Accounts payable internal controls are broken down into three sequential categories:

  1. Your obligation to pay
  2. Data entry into the system
  3. Payment of the debt

AP controls help to streamline operations, mitigate the risk of losses, and organize the labor force. Continuous supervision of these functions is what drives a successful payables team and ensures a clean audit

In accounts payable, there are a few universal truths:

  • AP wants to pay vendor invoices and suppliers on time
  • AP wants to pay accurately

These two efforts are not mutually exclusive. For example, if you rush to pay on time, you might miss something and pay twice. However, if you manually check every line item, your payables might not get there on time.

This is why procurement controls were created. These procedures create a system of checks and balances to reduce duplicate payments, prevent fraud, ensure regulatory compliance, and minimize human error. 

Every accounts payable department has some form of controls in place. However, many could improve their overall efficiency by taking a hard look at their process and identifying areas ripe for development. As AP technology continues to advance, there are certain tasks that can be automated for reduced workload and increased accuracy.

In this article, we examine the three levels of accounts payable internal controls that mid-market companies are using to manage their expenses. At each level, we’ll provide best practices, examine common scenarios, and identify general issues to ensure your payable process runs smoothly and efficiently.

Why You Need Internal Controls

There are several arguments to be made for why a business needs internal AP controls. Best practices are put in place to help:

Minimize Fraud

According to a survey by the AFP Payments Fraud and Control, 82% of organizations were subject to attempted or actual fraud in 2018. This is following a five-year trend of fraudulent activity. 

If external threats are on the rise, this indicates an increased need to shore up AP processes and do everything you can to prepare for that eventuality. 

Mitigate Risk

More control means more eyes and less risk. Sharing responsibility with multiple sources decreases risk. By creating a system of checks and balances within your internal procedures, you automatically decrease exposure.

Increased Accuracy

AP internal controls enable a brand to exercise a higher level of accuracy. This is especially prevalent when you have digitized the AP process and use automated systems. 

Shared Accountability

Applying the appropriate segregation of duties while adding people into the operation means more shared accountability. It means one or two people aren’t walking around, carrying the financial burden of the whole organization.

Supplier Relationships

Paying a bill late is a dynamic issue in business. Not only does it strain supplier relationships, it keeps you from receiving any early payment discounts or benefits. A streamlined process for AP internal controls ensures all vendors are by the due date (if not early). This means no more angry suppliers or missed opportunities for cost savings.

Auditing

The more internal controls in place, the more prepared a company is for auditing. If you have a paper trail rife with duplicate payments, short payments, overpayments, late fees, etc., an audit will not be fun. Procurement controls ensure that whenever you have an audit, no matter who performs it, everything is right there for the picking.

Types of Accounts Payable Internal Controls

Obligation to Pay Controls

The first thing to check is that your company owes the debt. It then becomes your obligation to pay. Before cutting a check, there are internal systems that can ensure the debt is truly owed, the goods/services were received, and it’s the correct (and approved) amount. Typically speaking, there are four controls in place for this process:

  1. Approving the invoice
  2. Approving the purchase order
  3. Three-way and four-way matching
  4. Auditing for duplicates

Invoice Approval

The person who is in a position to authorize payment will signify their approval of the supplier invoice. However, this is a weak control if the authorizer has no way to verify if goods were received. How can they approve to pay for anything if they didn’t check the shipment coming in? There should be a receiving report for approval.
_ _ _
▶ [TO-DO LIST]:
a. In the accounts payable text, list the six headings given under "Why You Need Internal Controls" as reasons a business needs internal controls.
b. Continue the accounts payable text, starting after its final sentence about the receiving report.
_ _ _
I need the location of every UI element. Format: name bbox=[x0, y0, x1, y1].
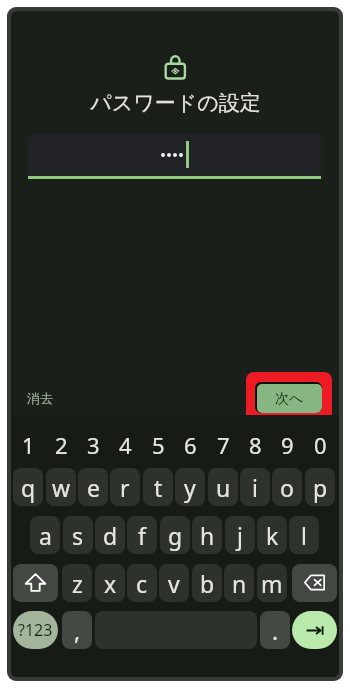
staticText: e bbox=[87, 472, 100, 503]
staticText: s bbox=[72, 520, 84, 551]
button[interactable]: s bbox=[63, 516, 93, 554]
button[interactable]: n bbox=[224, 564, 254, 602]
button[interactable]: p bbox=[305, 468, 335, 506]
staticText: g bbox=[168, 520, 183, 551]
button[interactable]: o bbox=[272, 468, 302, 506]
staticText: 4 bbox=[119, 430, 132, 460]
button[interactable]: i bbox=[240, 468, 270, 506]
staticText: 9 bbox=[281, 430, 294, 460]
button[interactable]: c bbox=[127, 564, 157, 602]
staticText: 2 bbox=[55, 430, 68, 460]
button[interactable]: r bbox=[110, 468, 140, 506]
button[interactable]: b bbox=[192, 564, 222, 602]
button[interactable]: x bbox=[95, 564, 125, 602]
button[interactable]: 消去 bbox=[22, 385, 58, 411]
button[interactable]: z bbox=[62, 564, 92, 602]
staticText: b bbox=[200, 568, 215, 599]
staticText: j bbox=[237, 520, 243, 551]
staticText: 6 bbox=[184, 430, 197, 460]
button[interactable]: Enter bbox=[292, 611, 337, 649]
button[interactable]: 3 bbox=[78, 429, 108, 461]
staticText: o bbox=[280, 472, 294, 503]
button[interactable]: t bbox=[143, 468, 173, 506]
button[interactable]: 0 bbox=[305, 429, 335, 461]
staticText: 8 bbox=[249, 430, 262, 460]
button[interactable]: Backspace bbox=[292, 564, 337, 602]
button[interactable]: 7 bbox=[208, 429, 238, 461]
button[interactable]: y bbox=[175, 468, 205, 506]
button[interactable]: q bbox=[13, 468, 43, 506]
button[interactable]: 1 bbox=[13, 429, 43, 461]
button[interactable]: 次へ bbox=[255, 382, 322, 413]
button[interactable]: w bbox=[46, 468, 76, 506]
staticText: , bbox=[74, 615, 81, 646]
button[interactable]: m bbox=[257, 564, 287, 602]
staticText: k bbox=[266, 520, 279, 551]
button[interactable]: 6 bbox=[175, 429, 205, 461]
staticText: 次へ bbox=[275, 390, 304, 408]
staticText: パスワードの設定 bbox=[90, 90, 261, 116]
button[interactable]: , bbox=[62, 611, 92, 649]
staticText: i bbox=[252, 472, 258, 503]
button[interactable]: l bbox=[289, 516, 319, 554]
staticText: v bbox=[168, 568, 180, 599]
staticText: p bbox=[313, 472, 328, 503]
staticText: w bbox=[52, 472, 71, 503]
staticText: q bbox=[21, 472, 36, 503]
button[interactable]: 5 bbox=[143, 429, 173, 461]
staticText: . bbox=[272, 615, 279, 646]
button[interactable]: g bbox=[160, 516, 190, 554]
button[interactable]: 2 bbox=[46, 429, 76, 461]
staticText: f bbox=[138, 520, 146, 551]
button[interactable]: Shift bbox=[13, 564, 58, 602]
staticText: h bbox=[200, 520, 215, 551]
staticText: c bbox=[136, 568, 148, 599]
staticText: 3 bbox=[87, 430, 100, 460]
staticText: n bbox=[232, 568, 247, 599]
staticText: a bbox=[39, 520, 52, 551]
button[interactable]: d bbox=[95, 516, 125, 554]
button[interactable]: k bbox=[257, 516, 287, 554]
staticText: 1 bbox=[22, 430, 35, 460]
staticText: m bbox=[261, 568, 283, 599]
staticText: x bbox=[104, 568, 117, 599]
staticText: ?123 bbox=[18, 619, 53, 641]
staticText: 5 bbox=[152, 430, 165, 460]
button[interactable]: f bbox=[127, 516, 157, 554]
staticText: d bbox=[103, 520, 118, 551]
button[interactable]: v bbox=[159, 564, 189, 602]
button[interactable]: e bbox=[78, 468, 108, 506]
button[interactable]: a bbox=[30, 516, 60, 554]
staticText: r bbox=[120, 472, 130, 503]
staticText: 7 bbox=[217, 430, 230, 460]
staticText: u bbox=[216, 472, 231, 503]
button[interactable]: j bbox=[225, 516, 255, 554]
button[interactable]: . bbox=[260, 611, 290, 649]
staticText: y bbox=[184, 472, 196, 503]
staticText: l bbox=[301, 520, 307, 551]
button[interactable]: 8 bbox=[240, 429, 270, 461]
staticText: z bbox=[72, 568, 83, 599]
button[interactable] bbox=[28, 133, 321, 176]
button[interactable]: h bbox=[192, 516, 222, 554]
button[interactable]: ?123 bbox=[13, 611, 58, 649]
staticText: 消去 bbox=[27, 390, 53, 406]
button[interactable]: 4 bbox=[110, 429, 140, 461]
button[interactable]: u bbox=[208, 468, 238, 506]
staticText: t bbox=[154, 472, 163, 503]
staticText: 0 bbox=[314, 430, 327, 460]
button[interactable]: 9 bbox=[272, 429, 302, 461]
_ _ _
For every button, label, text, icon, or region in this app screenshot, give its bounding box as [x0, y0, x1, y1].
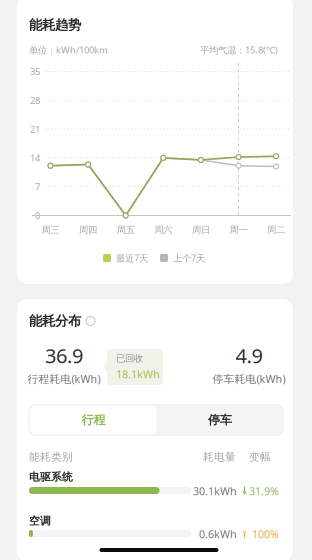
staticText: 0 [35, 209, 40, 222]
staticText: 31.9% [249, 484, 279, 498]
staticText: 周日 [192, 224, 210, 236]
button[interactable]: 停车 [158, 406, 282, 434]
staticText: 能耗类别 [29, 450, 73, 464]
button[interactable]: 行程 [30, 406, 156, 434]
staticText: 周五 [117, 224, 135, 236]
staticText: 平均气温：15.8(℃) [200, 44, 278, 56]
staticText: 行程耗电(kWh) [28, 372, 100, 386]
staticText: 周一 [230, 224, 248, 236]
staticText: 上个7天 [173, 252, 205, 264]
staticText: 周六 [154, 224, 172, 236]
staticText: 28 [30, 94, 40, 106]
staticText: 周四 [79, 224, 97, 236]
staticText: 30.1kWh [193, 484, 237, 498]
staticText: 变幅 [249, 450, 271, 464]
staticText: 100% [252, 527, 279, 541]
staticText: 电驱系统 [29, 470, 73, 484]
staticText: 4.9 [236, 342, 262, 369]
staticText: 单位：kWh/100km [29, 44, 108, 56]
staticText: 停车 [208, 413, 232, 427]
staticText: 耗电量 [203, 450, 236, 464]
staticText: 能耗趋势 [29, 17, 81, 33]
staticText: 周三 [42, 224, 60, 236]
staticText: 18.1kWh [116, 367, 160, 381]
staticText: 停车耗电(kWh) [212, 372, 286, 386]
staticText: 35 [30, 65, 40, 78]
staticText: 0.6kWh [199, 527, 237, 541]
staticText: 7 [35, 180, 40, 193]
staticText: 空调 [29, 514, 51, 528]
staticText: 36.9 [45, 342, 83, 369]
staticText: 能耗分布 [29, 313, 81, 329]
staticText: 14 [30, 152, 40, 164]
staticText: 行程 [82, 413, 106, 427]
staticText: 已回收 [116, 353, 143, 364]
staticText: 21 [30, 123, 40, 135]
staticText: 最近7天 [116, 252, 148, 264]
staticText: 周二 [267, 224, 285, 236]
_ _ _
▶ [ANSWERS BY TASK]:
a.
Minimize Fraud
Mitigate Risk
Increased Accuracy
Shared Accountability
Supplier Relationships
Auditing

b.
Additionally, what if the supplier is charging more than they quoted? How will the person approving the invoice know that either? The approver might also want to know which general ledger account is being charged.

Ideally, you want to have the payables staff first assemble a packet of documents. This should include the supplier invoice, original purchase order, and shipping receipts. The invoice should also be stamped with the account that is to be charged. This way, the approver has everything they need to sign off on the invoice and push it on to get paid.

Purchase Order Approval

For every purchase made, the purchasing department issues a purchase order. They are approving expenditures and preventing others from occurring. This keeps a company from spending out of control and curtails the misappropriation of funds. Since this involves a considerable amount of work by the purchasing staff, they will likely ask employees to request items on a purchase requisition form. 

Three-way Match

This is where the proof of shipping comes in. A payable staff member will match the supplier invoice to the related P.O. and proof of receipt before authorizing the payment. This approach goes above the need for individual invoice approval since it is based on the purchase order requested. 

Three-way matching is better than approving on the P.O. alone as it also verifies the receipt of goods. However, this process can be painfully slow and break down when documents are missing.

Four-way Match

Four-way matching works the same as three-way, but also includes evidence of an inspection report. This process is implemented when a location is using online receiving and inspection to take in goods. In this system, an invoice is matched to the corresponding P.O. for amount and quantity, receiving, and inspection information.

Auditing

This includes a manual duplicate payment search. A computerized program will conduct an automated search to ensure there are no duplicate numbers in the system. When doing this manually, it can be a difficult endeavor for the accounting department.

A clerk must search through a vendor file and unpaid invoices to determine if an invoice that has just been received, has already been paid. In many cases, the sheer volume of invoices coming in makes this difficult, especially for small businesses. Duplicates fall through the cracks on a regular basis.

Best Practices for Obligation to Pay Controls

While each of these tasks improves the overall accuracy of the AP process, it also adds a considerable amount of time and expenses. Every document could live in different departments and worse, exist in different file formats (i.e. hard copy vs. electronic). 

The most impactful way to add efficiency to your obligation to pay controls is to house all documents in one digital repository and manage them with automation. Ideally, this should be using the same accounting system as your invoice processing. 

The AP software has a digital record of the invoice, purchase order, shipping receipt, and inspection report. It will match the documents in the system and send it to the appropriate parties for approval. Simultaneously, an efficient AP program will search the database for duplicates and flag it on the original invoice.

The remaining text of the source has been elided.